STATED TASK: Look at each line of the records and count those with "Buscar" in them. Please answer with the count alone.

THE INPUT:
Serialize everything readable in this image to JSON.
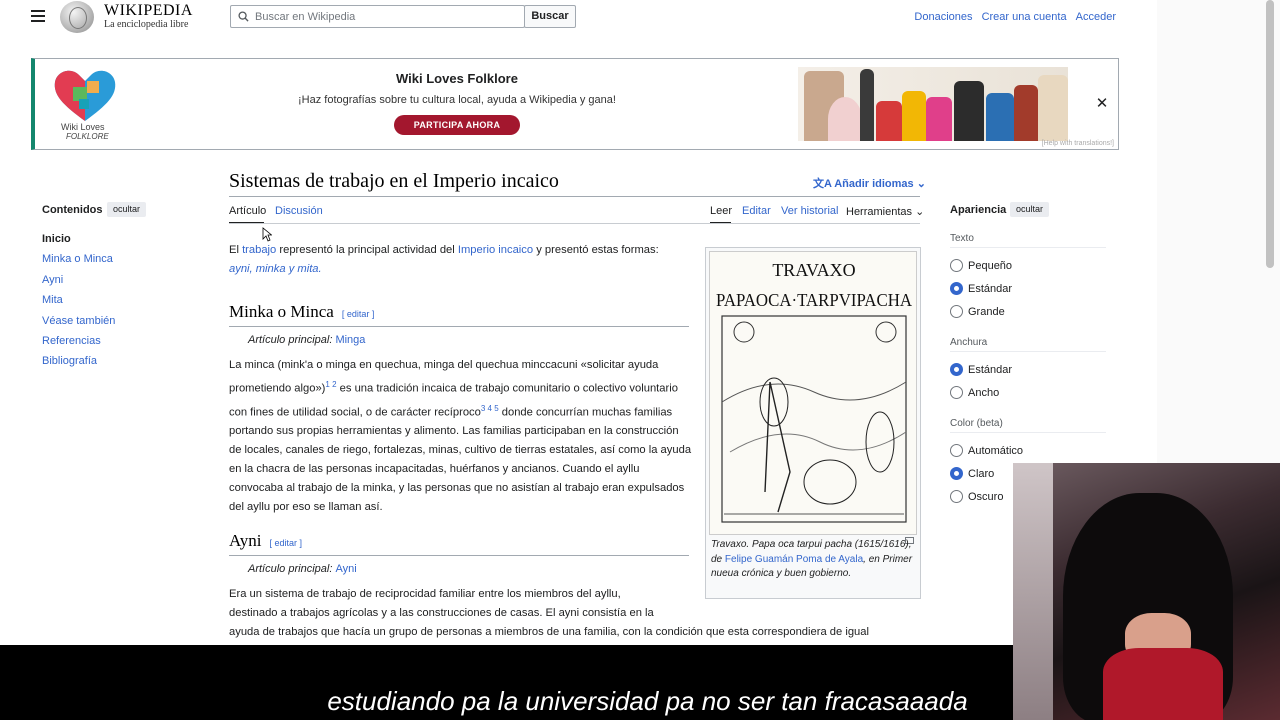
{
  "header": {
    "wordmark": "WIKIPEDIA",
    "tagline": "La enciclopedia libre",
    "search_placeholder": "Buscar en Wikipedia",
    "search_button": "Buscar",
    "links": [
      "Donaciones",
      "Crear una cuenta",
      "Acceder"
    ]
  },
  "banner": {
    "logo_line1": "Wiki Loves",
    "logo_line2": "FOLKLORE",
    "title": "Wiki Loves Folklore",
    "subtitle": "¡Haz fotografías sobre tu cultura local, ayuda a Wikipedia y gana!",
    "cta": "PARTICIPA AHORA",
    "help": "[Help with translations!]",
    "close_icon": "close-icon"
  },
  "page": {
    "title": "Sistemas de trabajo en el Imperio incaico",
    "languages": "Añadir idiomas",
    "tabs_left": [
      "Artículo",
      "Discusión"
    ],
    "tabs_right": [
      "Leer",
      "Editar",
      "Ver historial",
      "Herramientas"
    ]
  },
  "toc": {
    "heading": "Contenidos",
    "hide": "ocultar",
    "items": [
      "Inicio",
      "Minka o Minca",
      "Ayni",
      "Mita",
      "Véase también",
      "Referencias",
      "Bibliografía"
    ]
  },
  "article": {
    "intro_a": "El ",
    "intro_link1": "trabajo",
    "intro_b": " representó la principal actividad del ",
    "intro_link2": "Imperio incaico",
    "intro_c": " y presentó estas formas:",
    "intro_list": "ayni, minka y mita.",
    "s1_title": "Minka o Minca",
    "edit": "[ editar ]",
    "s1_main_label": "Artículo principal:",
    "s1_main_link": "Minga",
    "s1_p": "La minca (mink'a o minga en quechua, minga del quechua minccacuni «solicitar ayuda prometiendo algo»)",
    "s1_p_refs1": "1 2",
    "s1_p2": " es una tradición incaica de trabajo comunitario o colectivo voluntario con fines de utilidad social, o de carácter recíproco",
    "s1_p_refs2": "3 4 5",
    "s1_p3": " donde concurrían muchas familias portando sus propias herramientas y alimento. Las familias participaban en la construcción de locales, canales de riego, fortalezas, minas, cultivo de tierras estatales, así como la ayuda en la chacra de las personas incapacitadas, huérfanos y ancianos. Cuando el ayllu convocaba al trabajo de la minka, y las personas que no asistían al trabajo eran expulsados del ayllu por eso se llaman así.",
    "s2_title": "Ayni",
    "s2_main_label": "Artículo principal:",
    "s2_main_link": "Ayni",
    "s2_p1": "Era un sistema de trabajo de reciprocidad familiar entre los miembros del ayllu,",
    "s2_p2": "destinado a trabajos agrícolas y a las construcciones de casas. El ayni consistía en la",
    "s2_p3": "ayuda de trabajos que hacía un grupo de personas a miembros de una familia, con la condición que esta correspondiera de igual"
  },
  "figure": {
    "img_title1": "TRAVAXO",
    "img_title2": "PAPAOCA·TARPVIPACHA",
    "caption_a": "Travaxo. Papa oca tarpui pacha (1615/1616), de ",
    "caption_link": "Felipe Guamán Poma de Ayala",
    "caption_b": ", en Primer nueua crónica y buen gobierno."
  },
  "appearance": {
    "heading": "Apariencia",
    "hide": "ocultar",
    "text_label": "Texto",
    "text_options": [
      "Pequeño",
      "Estándar",
      "Grande"
    ],
    "text_selected": "Estándar",
    "width_label": "Anchura",
    "width_options": [
      "Estándar",
      "Ancho"
    ],
    "width_selected": "Estándar",
    "color_label": "Color (beta)",
    "color_options": [
      "Automático",
      "Claro",
      "Oscuro"
    ],
    "color_selected": "Claro"
  },
  "subtitle": "estudiando pa la universidad pa no ser tan fracasaaada",
  "colors": {
    "link": "#3366cc",
    "cta": "#a3172e",
    "banner_accent": "#14866d"
  }
}
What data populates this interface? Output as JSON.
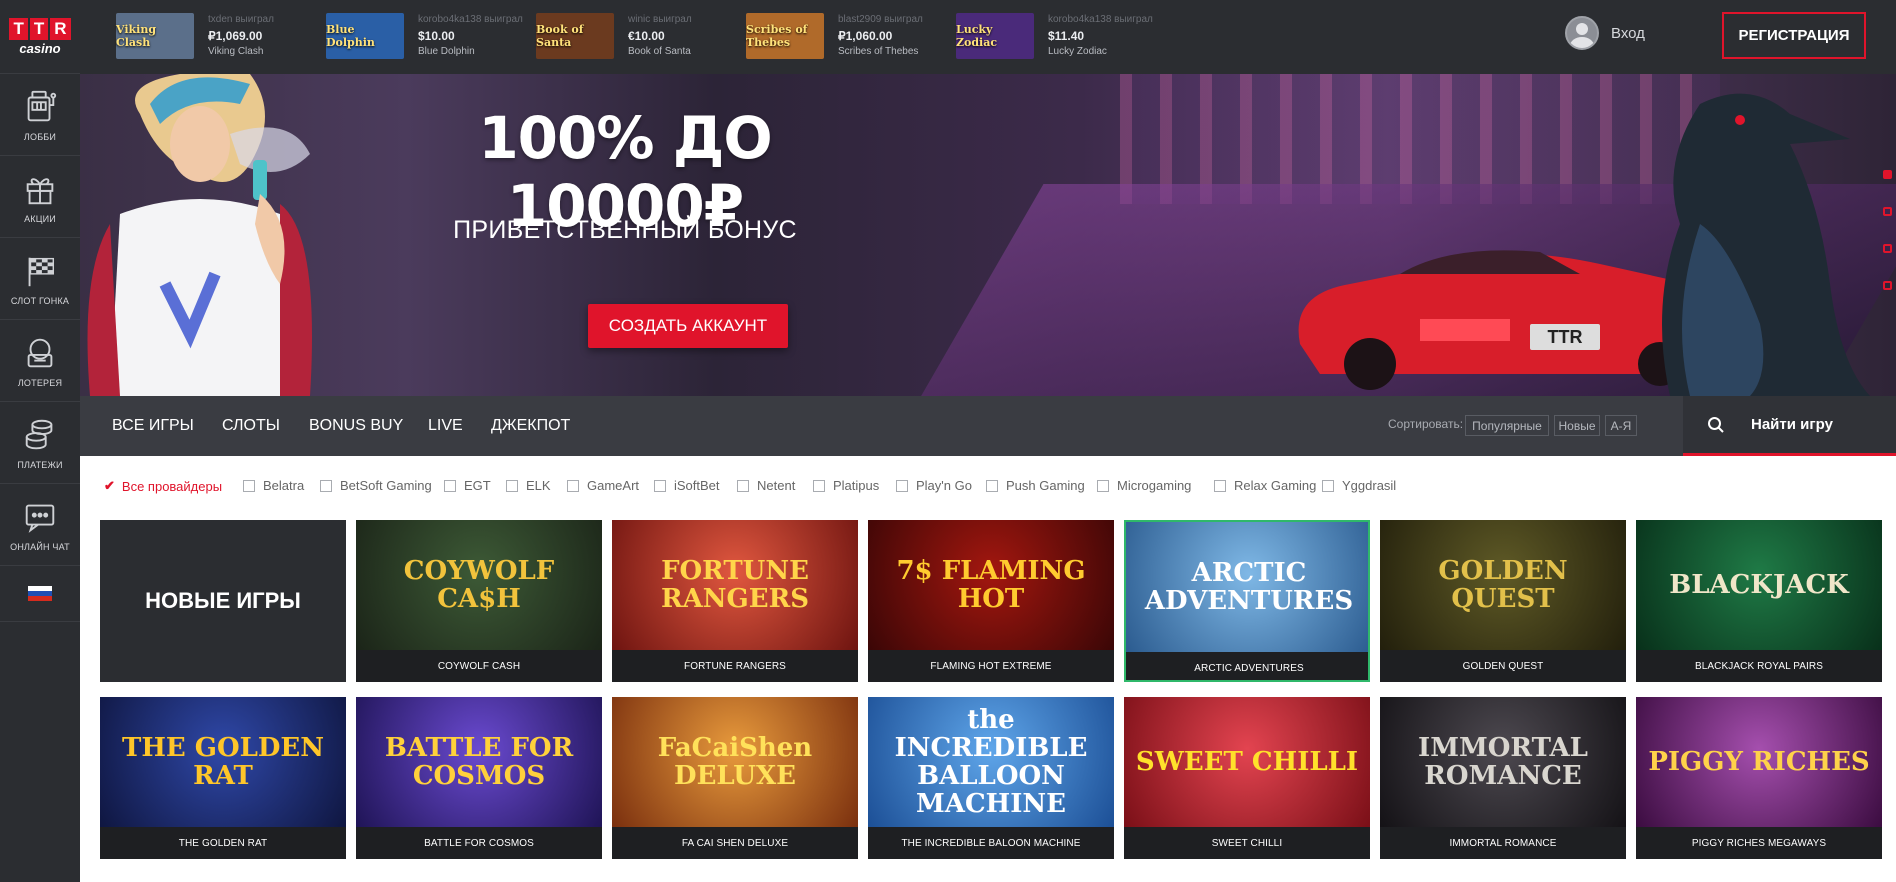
{
  "sidebar": {
    "logo": {
      "letters": [
        "T",
        "T",
        "R"
      ],
      "sub": "casino"
    },
    "items": [
      {
        "label": "ЛОББИ",
        "icon": "slot-machine-icon"
      },
      {
        "label": "АКЦИИ",
        "icon": "gift-icon"
      },
      {
        "label": "СЛОТ ГОНКА",
        "icon": "checkered-flag-icon"
      },
      {
        "label": "ЛОТЕРЕЯ",
        "icon": "lottery-icon"
      },
      {
        "label": "ПЛАТЕЖИ",
        "icon": "coins-icon"
      },
      {
        "label": "ОНЛАЙН ЧАТ",
        "icon": "chat-icon"
      }
    ],
    "language_flag": "russia-flag-icon"
  },
  "header": {
    "winners": [
      {
        "user": "txden выиграл",
        "amount": "₽1,069.00",
        "game": "Viking Clash",
        "thumb": "Viking Clash",
        "color": "#5b6f8a"
      },
      {
        "user": "korobo4ka138 выиграл",
        "amount": "$10.00",
        "game": "Blue Dolphin",
        "thumb": "Blue Dolphin",
        "color": "#2a5fa6"
      },
      {
        "user": "winic выиграл",
        "amount": "€10.00",
        "game": "Book of Santa",
        "thumb": "Book of Santa",
        "color": "#6b3a1f"
      },
      {
        "user": "blast2909 выиграл",
        "amount": "₽1,060.00",
        "game": "Scribes of Thebes",
        "thumb": "Scribes of Thebes",
        "color": "#b06a2a"
      },
      {
        "user": "korobo4ka138 выиграл",
        "amount": "$11.40",
        "game": "Lucky Zodiac",
        "thumb": "Lucky Zodiac",
        "color": "#4a2a7a"
      }
    ],
    "login_label": "Вход",
    "register_label": "РЕГИСТРАЦИЯ"
  },
  "banner": {
    "title": "100% ДО 10000₽",
    "subtitle": "ПРИВЕТСТВЕННЫЙ БОНУС",
    "cta_label": "СОЗДАТЬ АККАУНТ",
    "plate_text": "TTR"
  },
  "nav": {
    "tabs": [
      "ВСЕ ИГРЫ",
      "СЛОТЫ",
      "BONUS BUY",
      "LIVE",
      "ДЖЕКПОТ"
    ],
    "sort_label": "Сортировать:",
    "sort_options": [
      "Популярные",
      "Новые",
      "А-Я"
    ],
    "search_label": "Найти игру"
  },
  "providers": [
    {
      "label": "Все провайдеры",
      "checked": true
    },
    {
      "label": "Belatra",
      "checked": false
    },
    {
      "label": "BetSoft Gaming",
      "checked": false
    },
    {
      "label": "EGT",
      "checked": false
    },
    {
      "label": "ELK",
      "checked": false
    },
    {
      "label": "GameArt",
      "checked": false
    },
    {
      "label": "iSoftBet",
      "checked": false
    },
    {
      "label": "Netent",
      "checked": false
    },
    {
      "label": "Platipus",
      "checked": false
    },
    {
      "label": "Play'n Go",
      "checked": false
    },
    {
      "label": "Push Gaming",
      "checked": false
    },
    {
      "label": "Microgaming",
      "checked": false
    },
    {
      "label": "Relax Gaming",
      "checked": false
    },
    {
      "label": "Yggdrasil",
      "checked": false
    }
  ],
  "games": {
    "new_games_label": "НОВЫЕ ИГРЫ",
    "row1": [
      {
        "name": "COYWOLF CASH",
        "art": "COYWOLF CA$H",
        "bg": "#2b3a2a",
        "fg": "#f2c33c"
      },
      {
        "name": "FORTUNE RANGERS",
        "art": "FORTUNE RANGERS",
        "bg": "#c0392b",
        "fg": "#ffd54a"
      },
      {
        "name": "FLAMING HOT EXTREME",
        "art": "7$ FLAMING HOT",
        "bg": "#6e0d0d",
        "fg": "#ffcb2f"
      },
      {
        "name": "ARCTIC ADVENTURES",
        "art": "ARCTIC ADVENTURES",
        "bg": "#3f7fb8",
        "fg": "#ffffff"
      },
      {
        "name": "GOLDEN QUEST",
        "art": "GOLDEN QUEST",
        "bg": "#3d3a18",
        "fg": "#e2c04a"
      },
      {
        "name": "BLACKJACK ROYAL PAIRS",
        "art": "BLACKJACK",
        "bg": "#0f4a2a",
        "fg": "#f0e6c8"
      }
    ],
    "row2": [
      {
        "name": "THE GOLDEN RAT",
        "art": "THE GOLDEN RAT",
        "bg": "#1a2a6e",
        "fg": "#ffc629"
      },
      {
        "name": "BATTLE FOR COSMOS",
        "art": "BATTLE FOR COSMOS",
        "bg": "#3b2a8a",
        "fg": "#ffd13b"
      },
      {
        "name": "FA CAI SHEN DELUXE",
        "art": "FaCaiShen DELUXE",
        "bg": "#b8551e",
        "fg": "#ffe15a"
      },
      {
        "name": "THE INCREDIBLE BALOON MACHINE",
        "art": "the INCREDIBLE BALLOON MACHINE",
        "bg": "#2a6fc0",
        "fg": "#ffffff"
      },
      {
        "name": "SWEET CHILLI",
        "art": "SWEET CHILLI",
        "bg": "#c21f2a",
        "fg": "#ffe12b"
      },
      {
        "name": "IMMORTAL ROMANCE",
        "art": "IMMORTAL ROMANCE",
        "bg": "#2c2a2e",
        "fg": "#d9d6cf"
      },
      {
        "name": "PIGGY RICHES MEGAWAYS",
        "art": "PIGGY RICHES",
        "bg": "#6a1f6e",
        "fg": "#ffd24a"
      }
    ]
  }
}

EXPECTED OUTPUT: 2